» **The problem**: Beneath this sentence is a set of records; write each of them out exactly.

» **Records contained in a dataset**:
● ● ●

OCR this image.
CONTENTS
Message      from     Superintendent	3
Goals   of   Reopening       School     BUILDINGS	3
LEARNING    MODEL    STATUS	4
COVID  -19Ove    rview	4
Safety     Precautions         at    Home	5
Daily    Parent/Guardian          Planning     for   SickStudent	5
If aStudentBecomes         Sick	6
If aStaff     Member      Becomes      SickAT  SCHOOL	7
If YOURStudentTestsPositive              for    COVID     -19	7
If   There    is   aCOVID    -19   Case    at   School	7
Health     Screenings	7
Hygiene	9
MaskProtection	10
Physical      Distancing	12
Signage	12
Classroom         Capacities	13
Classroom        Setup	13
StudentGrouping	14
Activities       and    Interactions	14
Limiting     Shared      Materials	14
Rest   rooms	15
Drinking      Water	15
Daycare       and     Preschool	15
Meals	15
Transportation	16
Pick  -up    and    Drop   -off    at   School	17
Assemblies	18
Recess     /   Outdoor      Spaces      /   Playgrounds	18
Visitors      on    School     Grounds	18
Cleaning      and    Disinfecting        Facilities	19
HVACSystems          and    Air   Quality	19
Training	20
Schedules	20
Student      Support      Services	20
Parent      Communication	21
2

● ● ●

» **Result of the exercise**:
OCR this image.
CONTENTS
Message      from     Superintendent	3
Goals   of   Reopening       School     BUILDINGS	3
LEARNING    MODEL    STATUS	4
COVID  -19Ove    rview	4
Safety     Precautions         at    Home	5
Daily    Parent/Guardian          Planning     for   SickStudent	5
If aStudentBecomes         Sick	6
If aStaff     Member      Becomes      SickAT  SCHOOL	7
If YOURStudentTestsPositive              for    COVID     -19	7
If   There    is   aCOVID    -19   Case    at   School	7
Health     Screenings	7
Hygiene	9
MaskProtection	10
Physical      Distancing	12
Signage	12
Classroom         Capacities	13
Classroom        Setup	13
StudentGrouping	14
Activities       and    Interactions	14
Limiting     Shared      Materials	14
Rest   rooms	15
Drinking      Water	15
Daycare       and     Preschool	15
Meals	15
Transportation	16
Pick  -up    and    Drop   -off    at   School	17
Assemblies	18
Recess     /   Outdoor      Spaces      /   Playgrounds	18
Visitors      on    School     Grounds	18
Cleaning      and    Disinfecting        Facilities	19
HVACSystems          and    Air   Quality	19
Training	20
Schedules	20
Student      Support      Services	20
Parent      Communication	21
2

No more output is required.